**Information given:**
[Start of Attachment]
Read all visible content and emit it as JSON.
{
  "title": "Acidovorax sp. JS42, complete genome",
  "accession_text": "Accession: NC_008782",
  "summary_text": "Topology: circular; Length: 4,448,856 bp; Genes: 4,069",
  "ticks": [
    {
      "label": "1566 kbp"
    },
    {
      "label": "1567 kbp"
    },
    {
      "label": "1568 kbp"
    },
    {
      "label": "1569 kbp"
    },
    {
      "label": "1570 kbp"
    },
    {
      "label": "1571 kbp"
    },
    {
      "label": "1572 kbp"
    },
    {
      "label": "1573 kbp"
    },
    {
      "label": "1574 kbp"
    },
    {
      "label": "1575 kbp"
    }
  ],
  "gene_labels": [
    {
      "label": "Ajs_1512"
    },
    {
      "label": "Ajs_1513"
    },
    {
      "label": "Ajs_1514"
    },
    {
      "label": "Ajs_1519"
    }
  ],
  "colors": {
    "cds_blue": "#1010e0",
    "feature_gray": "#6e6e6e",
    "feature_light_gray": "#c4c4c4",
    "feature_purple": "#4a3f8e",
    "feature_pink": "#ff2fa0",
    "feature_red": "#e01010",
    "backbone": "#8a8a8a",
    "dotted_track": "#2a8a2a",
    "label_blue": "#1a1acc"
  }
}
[End of Attachment]
**Task statement:** Reply with the complete records, restated exactly.

**Output of the task:**
Read all visible content and emit it as JSON.
{
  "title": "Acidovorax sp. JS42, complete genome",
  "accession_text": "Accession: NC_008782",
  "summary_text": "Topology: circular; Length: 4,448,856 bp; Genes: 4,069",
  "ticks": [
    {
      "label": "1566 kbp"
    },
    {
      "label": "1567 kbp"
    },
    {
      "label": "1568 kbp"
    },
    {
      "label": "1569 kbp"
    },
    {
      "label": "1570 kbp"
    },
    {
      "label": "1571 kbp"
    },
    {
      "label": "1572 kbp"
    },
    {
      "label": "1573 kbp"
    },
    {
      "label": "1574 kbp"
    },
    {
      "label": "1575 kbp"
    }
  ],
  "gene_labels": [
    {
      "label": "Ajs_1512"
    },
    {
      "label": "Ajs_1513"
    },
    {
      "label": "Ajs_1514"
    },
    {
      "label": "Ajs_1519"
    }
  ],
  "colors": {
    "cds_blue": "#1010e0",
    "feature_gray": "#6e6e6e",
    "feature_light_gray": "#c4c4c4",
    "feature_purple": "#4a3f8e",
    "feature_pink": "#ff2fa0",
    "feature_red": "#e01010",
    "backbone": "#8a8a8a",
    "dotted_track": "#2a8a2a",
    "label_blue": "#1a1acc"
  }
}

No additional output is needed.